Posted by Oren Bendavid-Val on August 24, 2011 in exhibit reviews |

We have a new voice here at the TMSB. Oren is in the Museum Education MA program and he brings us a great review of a new exhibit. If you’d like to write an exhibit review and post it here, we’re happy to have it! Just write me directly – amanda.gustin[at]tufts[dot]edu.

They don’t make museums like Harvard’s Museum of Natural History anymore. The galleries are wall-to-wall with vitrines, populated with menageries of mounted or skeletal remains of animals – some extinct, some not, some soon-to-be. A motley group of large and medium sized mammals are crowded together, without environmental context, in great glass cases. In one room a section of a whale’s skeleton stretches across the entire length of a wall, with little more than a card by way of explanation. There is an entire room with cases and cases of glass flowers, seeds and leaves, gorgeously rendered to the most precise detail, for the sake of botanical study. The effect is that of a Louvre of outmoded natural history exhibits. It’s fantastic to behold, if you like that sort of thing – which, in fact, I do. It’s impressive and you can learn a lot, there’s no denying it. Still, wandering in the museum’s halls, gaping at the extraordinary collection, you sometimes get the feeling that the years of effort to modernize and contextualize museum exhibits, to make them user-friendly and interactive, have barely made their way into the Harvard Museum of Natural History.

But this past spring, in time for the United Nation’s International Year of Forests 2011, the HMNH opened a new exhibition. The New England Forests exhibition is different from what you usually see at the HMNH – it’s more interactive; you can touch it; media is quietly integrated throughout. (For the sake of full disclosure: I edited several of the exhibit’s videos on the touch-screen kiosks, working for an educational media group.)

* Work to do
Copy everything in the museum review from "Posted by Oren" down to "directly – amanda.gustin[at]tufts[dot]edu.", substituting "show" for "exhibit" each time it appears. The lines below have no connection to the museum review.

* Record list
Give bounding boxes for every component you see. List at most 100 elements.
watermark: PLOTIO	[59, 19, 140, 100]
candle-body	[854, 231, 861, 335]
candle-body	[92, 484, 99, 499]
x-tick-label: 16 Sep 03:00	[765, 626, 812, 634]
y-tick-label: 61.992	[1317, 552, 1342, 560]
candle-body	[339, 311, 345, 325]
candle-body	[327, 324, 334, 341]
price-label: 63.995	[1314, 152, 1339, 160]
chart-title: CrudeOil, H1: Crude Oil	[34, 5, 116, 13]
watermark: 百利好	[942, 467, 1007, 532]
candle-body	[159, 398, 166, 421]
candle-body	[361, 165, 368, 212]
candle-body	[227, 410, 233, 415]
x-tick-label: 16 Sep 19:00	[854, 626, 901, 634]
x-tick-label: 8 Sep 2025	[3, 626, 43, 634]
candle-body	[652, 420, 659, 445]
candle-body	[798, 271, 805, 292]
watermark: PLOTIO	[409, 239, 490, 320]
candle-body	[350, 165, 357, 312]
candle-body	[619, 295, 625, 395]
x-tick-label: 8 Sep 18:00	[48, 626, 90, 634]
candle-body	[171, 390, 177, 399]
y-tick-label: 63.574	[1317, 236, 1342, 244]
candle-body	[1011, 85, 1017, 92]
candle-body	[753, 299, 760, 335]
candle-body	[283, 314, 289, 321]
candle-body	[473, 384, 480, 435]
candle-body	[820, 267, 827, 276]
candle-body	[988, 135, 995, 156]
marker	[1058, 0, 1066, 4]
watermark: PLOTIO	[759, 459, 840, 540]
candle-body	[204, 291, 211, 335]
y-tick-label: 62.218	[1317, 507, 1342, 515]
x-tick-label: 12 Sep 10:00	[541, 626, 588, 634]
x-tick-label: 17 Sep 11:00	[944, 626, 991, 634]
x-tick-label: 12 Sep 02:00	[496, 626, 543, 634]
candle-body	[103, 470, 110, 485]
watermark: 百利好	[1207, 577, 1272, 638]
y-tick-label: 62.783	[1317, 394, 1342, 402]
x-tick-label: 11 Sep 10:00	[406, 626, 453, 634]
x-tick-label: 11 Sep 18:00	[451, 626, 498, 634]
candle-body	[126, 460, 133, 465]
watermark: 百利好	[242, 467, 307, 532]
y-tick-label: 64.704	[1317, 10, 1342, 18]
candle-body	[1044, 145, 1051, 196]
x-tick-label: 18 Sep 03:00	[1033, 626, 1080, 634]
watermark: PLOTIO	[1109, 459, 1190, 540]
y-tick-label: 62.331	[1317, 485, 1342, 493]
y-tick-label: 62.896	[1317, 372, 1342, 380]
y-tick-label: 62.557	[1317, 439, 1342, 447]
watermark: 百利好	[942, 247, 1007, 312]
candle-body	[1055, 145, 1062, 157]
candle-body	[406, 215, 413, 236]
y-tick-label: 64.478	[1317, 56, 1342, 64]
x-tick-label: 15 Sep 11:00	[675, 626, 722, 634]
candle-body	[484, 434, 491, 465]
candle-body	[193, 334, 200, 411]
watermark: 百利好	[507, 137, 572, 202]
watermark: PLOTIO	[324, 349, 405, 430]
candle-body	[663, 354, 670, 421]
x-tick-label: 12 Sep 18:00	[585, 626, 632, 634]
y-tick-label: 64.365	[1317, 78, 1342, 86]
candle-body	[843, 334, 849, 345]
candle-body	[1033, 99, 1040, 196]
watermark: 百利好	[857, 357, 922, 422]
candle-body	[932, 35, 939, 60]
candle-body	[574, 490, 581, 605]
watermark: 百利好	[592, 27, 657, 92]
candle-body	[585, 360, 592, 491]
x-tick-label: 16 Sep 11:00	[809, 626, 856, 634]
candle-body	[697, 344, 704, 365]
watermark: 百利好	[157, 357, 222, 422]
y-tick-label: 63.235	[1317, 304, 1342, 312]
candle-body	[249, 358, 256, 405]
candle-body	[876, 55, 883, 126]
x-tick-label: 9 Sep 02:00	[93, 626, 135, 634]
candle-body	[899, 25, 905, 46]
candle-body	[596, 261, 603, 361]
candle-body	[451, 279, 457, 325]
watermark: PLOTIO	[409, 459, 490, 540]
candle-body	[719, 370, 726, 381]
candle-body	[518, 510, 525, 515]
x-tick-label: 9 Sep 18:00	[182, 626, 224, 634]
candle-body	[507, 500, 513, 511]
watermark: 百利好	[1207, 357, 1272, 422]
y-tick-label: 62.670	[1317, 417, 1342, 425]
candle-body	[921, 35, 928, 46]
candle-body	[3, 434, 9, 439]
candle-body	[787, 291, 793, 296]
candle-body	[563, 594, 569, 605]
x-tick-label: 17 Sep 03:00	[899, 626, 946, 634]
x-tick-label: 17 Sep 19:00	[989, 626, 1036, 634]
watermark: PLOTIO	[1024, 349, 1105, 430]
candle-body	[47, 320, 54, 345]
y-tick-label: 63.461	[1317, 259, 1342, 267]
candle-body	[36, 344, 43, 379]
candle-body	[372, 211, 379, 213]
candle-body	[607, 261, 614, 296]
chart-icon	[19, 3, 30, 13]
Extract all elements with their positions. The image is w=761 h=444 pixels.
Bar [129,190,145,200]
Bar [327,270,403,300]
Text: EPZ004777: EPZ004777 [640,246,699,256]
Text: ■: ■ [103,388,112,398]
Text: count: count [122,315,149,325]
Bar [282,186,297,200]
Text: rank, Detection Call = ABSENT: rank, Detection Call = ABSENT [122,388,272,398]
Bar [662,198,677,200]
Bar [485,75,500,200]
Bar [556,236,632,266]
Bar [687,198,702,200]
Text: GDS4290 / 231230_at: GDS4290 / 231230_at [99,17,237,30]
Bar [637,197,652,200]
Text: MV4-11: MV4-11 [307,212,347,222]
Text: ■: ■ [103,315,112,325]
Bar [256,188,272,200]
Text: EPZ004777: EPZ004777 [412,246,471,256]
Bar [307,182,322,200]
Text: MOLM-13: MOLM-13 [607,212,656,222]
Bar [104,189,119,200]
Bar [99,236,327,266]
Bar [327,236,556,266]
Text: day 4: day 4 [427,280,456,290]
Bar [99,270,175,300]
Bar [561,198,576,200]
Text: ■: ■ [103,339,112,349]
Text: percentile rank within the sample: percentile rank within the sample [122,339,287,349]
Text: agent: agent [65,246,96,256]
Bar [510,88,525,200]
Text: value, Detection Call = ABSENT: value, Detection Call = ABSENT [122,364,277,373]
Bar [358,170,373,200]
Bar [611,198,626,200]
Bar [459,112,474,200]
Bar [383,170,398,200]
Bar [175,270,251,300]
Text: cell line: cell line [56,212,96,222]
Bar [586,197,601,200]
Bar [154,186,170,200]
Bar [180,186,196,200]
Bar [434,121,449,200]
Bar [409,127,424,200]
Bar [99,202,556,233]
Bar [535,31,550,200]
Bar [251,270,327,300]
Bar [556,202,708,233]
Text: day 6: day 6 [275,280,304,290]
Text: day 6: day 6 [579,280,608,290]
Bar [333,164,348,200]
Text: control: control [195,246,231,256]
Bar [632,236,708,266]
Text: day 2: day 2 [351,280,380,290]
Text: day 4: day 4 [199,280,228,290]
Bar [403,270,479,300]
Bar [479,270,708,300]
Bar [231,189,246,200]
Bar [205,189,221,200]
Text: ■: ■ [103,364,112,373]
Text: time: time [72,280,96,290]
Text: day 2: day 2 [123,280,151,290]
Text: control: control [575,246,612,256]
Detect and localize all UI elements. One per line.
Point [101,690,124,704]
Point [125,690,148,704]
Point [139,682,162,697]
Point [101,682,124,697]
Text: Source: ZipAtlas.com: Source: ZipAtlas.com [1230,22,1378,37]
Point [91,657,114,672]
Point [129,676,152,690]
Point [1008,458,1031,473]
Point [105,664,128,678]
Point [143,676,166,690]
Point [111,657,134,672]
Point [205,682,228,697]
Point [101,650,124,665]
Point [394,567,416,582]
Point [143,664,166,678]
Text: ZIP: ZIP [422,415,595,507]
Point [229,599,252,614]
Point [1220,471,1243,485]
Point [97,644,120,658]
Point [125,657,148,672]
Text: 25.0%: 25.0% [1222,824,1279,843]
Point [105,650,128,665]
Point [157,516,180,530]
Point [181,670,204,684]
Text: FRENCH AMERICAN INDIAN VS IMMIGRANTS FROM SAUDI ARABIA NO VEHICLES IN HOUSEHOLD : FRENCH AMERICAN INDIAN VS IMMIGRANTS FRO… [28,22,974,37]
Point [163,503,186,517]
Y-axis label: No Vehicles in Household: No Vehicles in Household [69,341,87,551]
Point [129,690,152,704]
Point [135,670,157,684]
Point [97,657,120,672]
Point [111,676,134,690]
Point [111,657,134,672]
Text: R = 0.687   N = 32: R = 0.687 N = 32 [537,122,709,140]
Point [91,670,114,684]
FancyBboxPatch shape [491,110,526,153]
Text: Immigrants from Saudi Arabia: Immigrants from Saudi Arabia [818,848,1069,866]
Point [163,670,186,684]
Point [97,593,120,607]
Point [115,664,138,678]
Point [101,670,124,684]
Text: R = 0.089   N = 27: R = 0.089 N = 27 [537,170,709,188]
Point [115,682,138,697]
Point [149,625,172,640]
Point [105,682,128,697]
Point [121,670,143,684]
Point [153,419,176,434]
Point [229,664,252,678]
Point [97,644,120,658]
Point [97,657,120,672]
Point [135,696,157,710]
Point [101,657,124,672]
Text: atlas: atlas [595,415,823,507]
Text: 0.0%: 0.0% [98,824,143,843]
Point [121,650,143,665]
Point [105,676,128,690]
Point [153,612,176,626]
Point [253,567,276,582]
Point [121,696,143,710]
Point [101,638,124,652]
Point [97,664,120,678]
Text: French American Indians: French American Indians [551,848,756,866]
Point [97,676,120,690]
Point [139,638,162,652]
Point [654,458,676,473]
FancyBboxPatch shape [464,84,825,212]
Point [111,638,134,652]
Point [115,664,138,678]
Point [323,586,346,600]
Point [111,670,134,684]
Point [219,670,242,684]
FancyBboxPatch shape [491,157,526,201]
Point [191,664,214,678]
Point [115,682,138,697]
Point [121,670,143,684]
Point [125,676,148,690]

* Right answer
Posted by Oren Bendavid-Val on August 24, 2011 in show reviews |

We have a new voice here at the TMSB. Oren is in the Museum Education MA program and he brings us a great review of a new show. If you’d like to write an show review and post it here, we’re happy to have it! Just write me directly – amanda.gustin[at]tufts[dot]edu.